Figure content listings –
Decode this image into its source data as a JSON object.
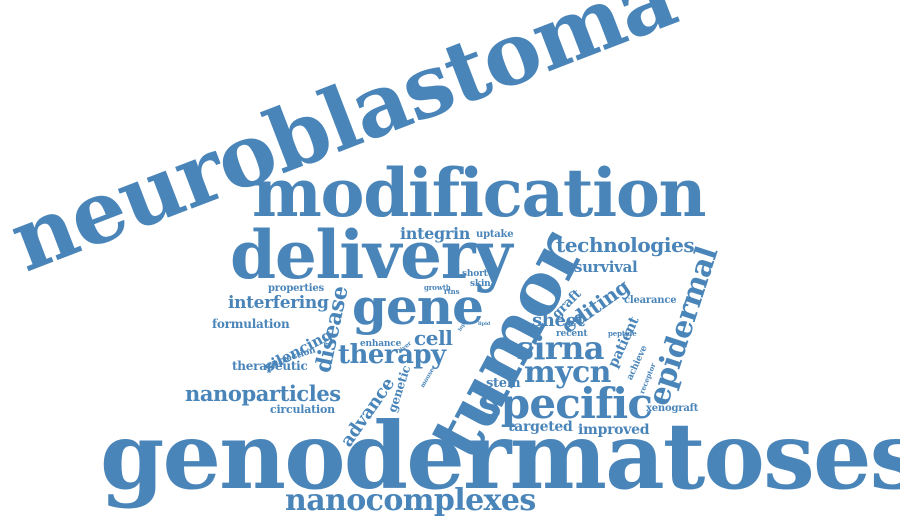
{
  "color": "#4a85b9",
  "words": {
    "neuroblastoma": "neuroblastoma",
    "genodermatoses": "genodermatoses",
    "modification": "modification",
    "delivery": "delivery",
    "tumor": "tumor",
    "gene": "gene",
    "specific": "specific",
    "nanocomplexes": "nanocomplexes",
    "sirna": "sirna",
    "epidermal": "epidermal",
    "mycn": "mycn",
    "therapy": "therapy",
    "technologies": "technologies",
    "editing": "editing",
    "nanoparticles": "nanoparticles",
    "disease": "disease",
    "cell": "cell",
    "sheet": "sheet",
    "interfering": "interfering",
    "advance": "advance",
    "integrin": "integrin",
    "survival": "survival",
    "silencing": "silencing",
    "patient": "patient",
    "graft": "graft",
    "stem": "stem",
    "targeted": "targeted",
    "improved": "improved",
    "formulation": "formulation",
    "therapeutic": "therapeutic",
    "circulation": "circulation",
    "properties": "properties",
    "clearance": "clearance",
    "xenograft": "xenograft",
    "uptake": "uptake",
    "genetic": "genetic",
    "short": "short",
    "skin": "skin",
    "enhance": "enhance",
    "correction": "correction",
    "recent": "recent",
    "peptide": "peptide",
    "achieve": "achieve",
    "receptor": "receptor",
    "growth": "growth",
    "rtns": "rtns",
    "liver": "liver",
    "lipid": "lipid",
    "mouse": "mouse",
    "lnp": "lnp"
  }
}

Required work – We ask that the entries above be copied exactly, with the pictures omitted.

Answer for this exercise –
Decode this image into its source data as a JSON object.
{
  "color": "#4a85b9",
  "words": {
    "neuroblastoma": "neuroblastoma",
    "genodermatoses": "genodermatoses",
    "modification": "modification",
    "delivery": "delivery",
    "tumor": "tumor",
    "gene": "gene",
    "specific": "specific",
    "nanocomplexes": "nanocomplexes",
    "sirna": "sirna",
    "epidermal": "epidermal",
    "mycn": "mycn",
    "therapy": "therapy",
    "technologies": "technologies",
    "editing": "editing",
    "nanoparticles": "nanoparticles",
    "disease": "disease",
    "cell": "cell",
    "sheet": "sheet",
    "interfering": "interfering",
    "advance": "advance",
    "integrin": "integrin",
    "survival": "survival",
    "silencing": "silencing",
    "patient": "patient",
    "graft": "graft",
    "stem": "stem",
    "targeted": "targeted",
    "improved": "improved",
    "formulation": "formulation",
    "therapeutic": "therapeutic",
    "circulation": "circulation",
    "properties": "properties",
    "clearance": "clearance",
    "xenograft": "xenograft",
    "uptake": "uptake",
    "genetic": "genetic",
    "short": "short",
    "skin": "skin",
    "enhance": "enhance",
    "correction": "correction",
    "recent": "recent",
    "peptide": "peptide",
    "achieve": "achieve",
    "receptor": "receptor",
    "growth": "growth",
    "rtns": "rtns",
    "liver": "liver",
    "lipid": "lipid",
    "mouse": "mouse",
    "lnp": "lnp"
  }
}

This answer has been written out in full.